Leaving out the pictures, output the lines from the one that contains "Extract the structured" through the end of the material, exactly as they stand.

[MATERIAL PROVIDED]:
--------------------------------

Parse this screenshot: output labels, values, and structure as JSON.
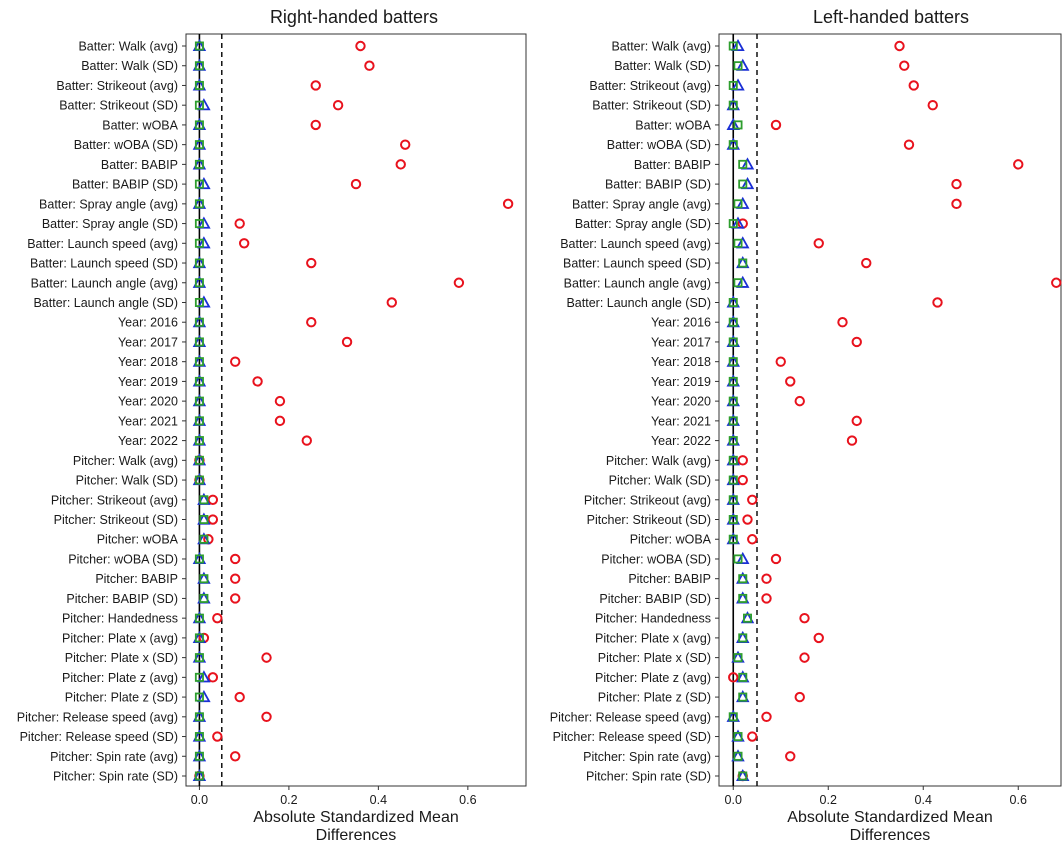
{
  "chart_data": [
    {
      "type": "scatter",
      "title": "Right-handed batters",
      "xlabel_lines": [
        "Absolute Standardized Mean",
        "Differences"
      ],
      "xlim": [
        -0.03,
        0.73
      ],
      "xticks": [
        0.0,
        0.2,
        0.4,
        0.6
      ],
      "xtick_labels": [
        "0.0",
        "0.2",
        "0.4",
        "0.6"
      ],
      "threshold": 0.05,
      "zero_line": 0.0,
      "grid": false,
      "legend": "none",
      "colors": {
        "circle": "#e8121d",
        "triangle": "#1a2fd6",
        "square": "#2e9e2e"
      },
      "categories": [
        "Batter: Walk (avg)",
        "Batter: Walk (SD)",
        "Batter: Strikeout (avg)",
        "Batter: Strikeout (SD)",
        "Batter: wOBA",
        "Batter: wOBA (SD)",
        "Batter: BABIP",
        "Batter: BABIP (SD)",
        "Batter: Spray angle (avg)",
        "Batter: Spray angle (SD)",
        "Batter: Launch speed (avg)",
        "Batter: Launch speed (SD)",
        "Batter: Launch angle (avg)",
        "Batter: Launch angle (SD)",
        "Year: 2016",
        "Year: 2017",
        "Year: 2018",
        "Year: 2019",
        "Year: 2020",
        "Year: 2021",
        "Year: 2022",
        "Pitcher: Walk (avg)",
        "Pitcher: Walk (SD)",
        "Pitcher: Strikeout (avg)",
        "Pitcher: Strikeout (SD)",
        "Pitcher: wOBA",
        "Pitcher: wOBA (SD)",
        "Pitcher: BABIP",
        "Pitcher: BABIP (SD)",
        "Pitcher: Handedness",
        "Pitcher: Plate x (avg)",
        "Pitcher: Plate x (SD)",
        "Pitcher: Plate z (avg)",
        "Pitcher: Plate z (SD)",
        "Pitcher: Release speed (avg)",
        "Pitcher: Release speed (SD)",
        "Pitcher: Spin rate (avg)",
        "Pitcher: Spin rate (SD)"
      ],
      "series": [
        {
          "marker": "circle",
          "values": [
            0.36,
            0.38,
            0.26,
            0.31,
            0.26,
            0.46,
            0.45,
            0.35,
            0.69,
            0.09,
            0.1,
            0.25,
            0.58,
            0.43,
            0.25,
            0.33,
            0.08,
            0.13,
            0.18,
            0.18,
            0.24,
            0.0,
            0.0,
            0.03,
            0.03,
            0.02,
            0.08,
            0.08,
            0.08,
            0.04,
            0.01,
            0.15,
            0.03,
            0.09,
            0.15,
            0.04,
            0.08,
            0.0
          ]
        },
        {
          "marker": "triangle",
          "values": [
            0.0,
            0.0,
            0.0,
            0.01,
            0.0,
            0.0,
            0.0,
            0.01,
            0.0,
            0.01,
            0.01,
            0.0,
            0.0,
            0.01,
            0.0,
            0.0,
            0.0,
            0.0,
            0.0,
            0.0,
            0.0,
            0.0,
            0.0,
            0.01,
            0.01,
            0.01,
            0.0,
            0.01,
            0.01,
            0.0,
            0.0,
            0.0,
            0.01,
            0.01,
            0.0,
            0.0,
            0.0,
            0.0
          ]
        },
        {
          "marker": "square",
          "values": [
            0.0,
            0.0,
            0.0,
            0.0,
            0.0,
            0.0,
            0.0,
            0.0,
            0.0,
            0.0,
            0.0,
            0.0,
            0.0,
            0.0,
            0.0,
            0.0,
            0.0,
            0.0,
            0.0,
            0.0,
            0.0,
            0.0,
            0.0,
            0.01,
            0.01,
            0.01,
            0.0,
            0.01,
            0.01,
            0.0,
            0.0,
            0.0,
            0.0,
            0.0,
            0.0,
            0.0,
            0.0,
            0.0
          ]
        }
      ]
    },
    {
      "type": "scatter",
      "title": "Left-handed batters",
      "xlabel_lines": [
        "Absolute Standardized Mean",
        "Differences"
      ],
      "xlim": [
        -0.03,
        0.69
      ],
      "xticks": [
        0.0,
        0.2,
        0.4,
        0.6
      ],
      "xtick_labels": [
        "0.0",
        "0.2",
        "0.4",
        "0.6"
      ],
      "threshold": 0.05,
      "zero_line": 0.0,
      "grid": false,
      "legend": "none",
      "colors": {
        "circle": "#e8121d",
        "triangle": "#1a2fd6",
        "square": "#2e9e2e"
      },
      "categories": [
        "Batter: Walk (avg)",
        "Batter: Walk (SD)",
        "Batter: Strikeout (avg)",
        "Batter: Strikeout (SD)",
        "Batter: wOBA",
        "Batter: wOBA (SD)",
        "Batter: BABIP",
        "Batter: BABIP (SD)",
        "Batter: Spray angle (avg)",
        "Batter: Spray angle (SD)",
        "Batter: Launch speed (avg)",
        "Batter: Launch speed (SD)",
        "Batter: Launch angle (avg)",
        "Batter: Launch angle (SD)",
        "Year: 2016",
        "Year: 2017",
        "Year: 2018",
        "Year: 2019",
        "Year: 2020",
        "Year: 2021",
        "Year: 2022",
        "Pitcher: Walk (avg)",
        "Pitcher: Walk (SD)",
        "Pitcher: Strikeout (avg)",
        "Pitcher: Strikeout (SD)",
        "Pitcher: wOBA",
        "Pitcher: wOBA (SD)",
        "Pitcher: BABIP",
        "Pitcher: BABIP (SD)",
        "Pitcher: Handedness",
        "Pitcher: Plate x (avg)",
        "Pitcher: Plate x (SD)",
        "Pitcher: Plate z (avg)",
        "Pitcher: Plate z (SD)",
        "Pitcher: Release speed (avg)",
        "Pitcher: Release speed (SD)",
        "Pitcher: Spin rate (avg)",
        "Pitcher: Spin rate (SD)"
      ],
      "series": [
        {
          "marker": "circle",
          "values": [
            0.35,
            0.36,
            0.38,
            0.42,
            0.09,
            0.37,
            0.6,
            0.47,
            0.47,
            0.02,
            0.18,
            0.28,
            0.68,
            0.43,
            0.23,
            0.26,
            0.1,
            0.12,
            0.14,
            0.26,
            0.25,
            0.02,
            0.02,
            0.04,
            0.03,
            0.04,
            0.09,
            0.07,
            0.07,
            0.15,
            0.18,
            0.15,
            0.0,
            0.14,
            0.07,
            0.04,
            0.12,
            0.02
          ]
        },
        {
          "marker": "triangle",
          "values": [
            0.01,
            0.02,
            0.01,
            0.0,
            0.0,
            0.0,
            0.03,
            0.03,
            0.02,
            0.01,
            0.02,
            0.02,
            0.02,
            0.0,
            0.0,
            0.0,
            0.0,
            0.0,
            0.0,
            0.0,
            0.0,
            0.0,
            0.0,
            0.0,
            0.0,
            0.0,
            0.02,
            0.02,
            0.02,
            0.03,
            0.02,
            0.01,
            0.02,
            0.02,
            0.0,
            0.01,
            0.01,
            0.02
          ]
        },
        {
          "marker": "square",
          "values": [
            0.0,
            0.01,
            0.0,
            0.0,
            0.01,
            0.0,
            0.02,
            0.02,
            0.01,
            0.0,
            0.01,
            0.02,
            0.01,
            0.0,
            0.0,
            0.0,
            0.0,
            0.0,
            0.0,
            0.0,
            0.0,
            0.0,
            0.0,
            0.0,
            0.0,
            0.0,
            0.01,
            0.02,
            0.02,
            0.03,
            0.02,
            0.01,
            0.02,
            0.02,
            0.0,
            0.01,
            0.01,
            0.02
          ]
        }
      ]
    }
  ]
}
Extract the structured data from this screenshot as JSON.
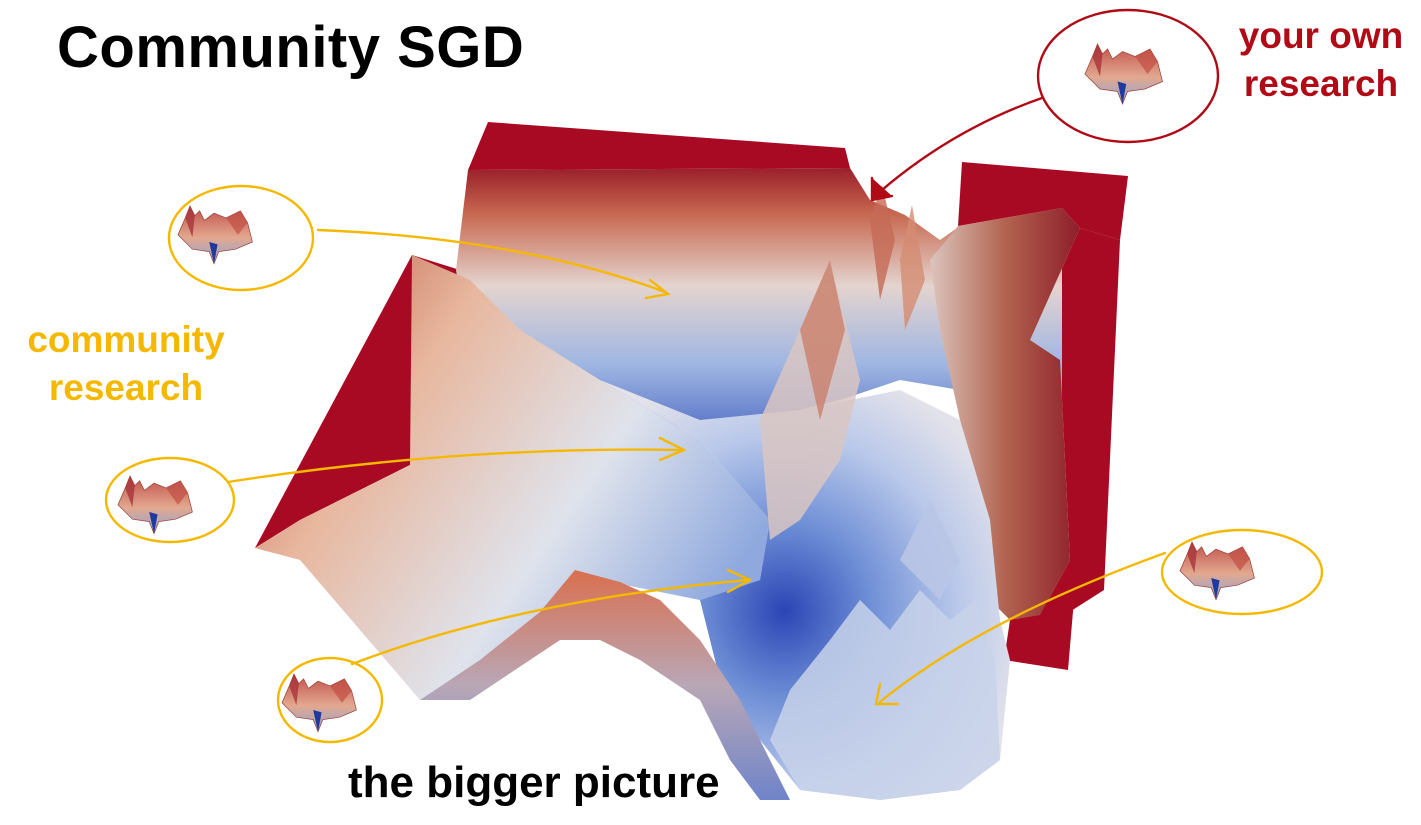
{
  "slide": {
    "title": "Community SGD",
    "caption": "the bigger picture"
  },
  "labels": {
    "community": [
      "community",
      "research"
    ],
    "own": [
      "your own",
      "research"
    ]
  },
  "colors": {
    "community_accent": "#f5b800",
    "own_accent": "#b00a16",
    "terrain_top": "#a80a24",
    "terrain_high": "#d2694f",
    "terrain_mid": "#e6dcd8",
    "terrain_low": "#8eaee0",
    "terrain_basin": "#2a46b8"
  },
  "icons": {
    "landscape_thumbnail": "loss-landscape-thumbnail-icon"
  }
}
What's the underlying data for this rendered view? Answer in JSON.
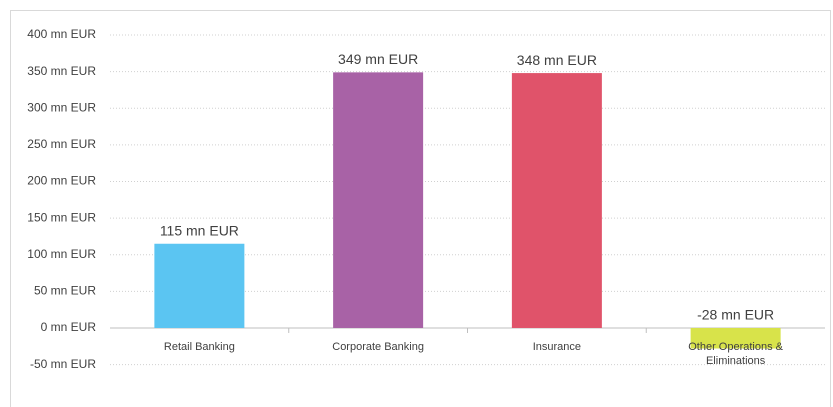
{
  "chart_data": {
    "type": "bar",
    "categories": [
      "Retail Banking",
      "Corporate Banking",
      "Insurance",
      "Other Operations & Eliminations"
    ],
    "values": [
      115,
      349,
      348,
      -28
    ],
    "value_labels": [
      "115 mn EUR",
      "349 mn EUR",
      "348 mn EUR",
      "-28 mn EUR"
    ],
    "colors": [
      "#5bc5f2",
      "#a862a6",
      "#e0536a",
      "#d8e34a"
    ],
    "ylim": [
      -50,
      400
    ],
    "yticks": [
      {
        "value": -50,
        "label": "-50 mn EUR"
      },
      {
        "value": 0,
        "label": "0 mn EUR"
      },
      {
        "value": 50,
        "label": "50 mn EUR"
      },
      {
        "value": 100,
        "label": "100 mn EUR"
      },
      {
        "value": 150,
        "label": "150 mn EUR"
      },
      {
        "value": 200,
        "label": "200 mn EUR"
      },
      {
        "value": 250,
        "label": "250 mn EUR"
      },
      {
        "value": 300,
        "label": "300 mn EUR"
      },
      {
        "value": 350,
        "label": "350 mn EUR"
      },
      {
        "value": 400,
        "label": "400 mn EUR"
      }
    ],
    "grid": true
  }
}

--------------------------------

[TASK RESULT]:
Extract the structured data from this screenshot as JSON.
{
  "slide": {
    "title": "Community SGD",
    "caption": "the bigger picture"
  },
  "labels": {
    "community": [
      "community",
      "research"
    ],
    "own": [
      "your own",
      "research"
    ]
  },
  "colors": {
    "community_accent": "#f5b800",
    "own_accent": "#b00a16",
    "terrain_top": "#a80a24",
    "terrain_high": "#d2694f",
    "terrain_mid": "#e6dcd8",
    "terrain_low": "#8eaee0",
    "terrain_basin": "#2a46b8"
  },
  "icons": {
    "landscape_thumbnail": "loss-landscape-thumbnail-icon"
  }
}
What's the underlying data for this rendered view? Answer in JSON.
{
  "chart_data": {
    "type": "bar",
    "categories": [
      "Retail Banking",
      "Corporate Banking",
      "Insurance",
      "Other Operations & Eliminations"
    ],
    "values": [
      115,
      349,
      348,
      -28
    ],
    "value_labels": [
      "115 mn EUR",
      "349 mn EUR",
      "348 mn EUR",
      "-28 mn EUR"
    ],
    "colors": [
      "#5bc5f2",
      "#a862a6",
      "#e0536a",
      "#d8e34a"
    ],
    "ylim": [
      -50,
      400
    ],
    "yticks": [
      {
        "value": -50,
        "label": "-50 mn EUR"
      },
      {
        "value": 0,
        "label": "0 mn EUR"
      },
      {
        "value": 50,
        "label": "50 mn EUR"
      },
      {
        "value": 100,
        "label": "100 mn EUR"
      },
      {
        "value": 150,
        "label": "150 mn EUR"
      },
      {
        "value": 200,
        "label": "200 mn EUR"
      },
      {
        "value": 250,
        "label": "250 mn EUR"
      },
      {
        "value": 300,
        "label": "300 mn EUR"
      },
      {
        "value": 350,
        "label": "350 mn EUR"
      },
      {
        "value": 400,
        "label": "400 mn EUR"
      }
    ],
    "grid": true
  }
}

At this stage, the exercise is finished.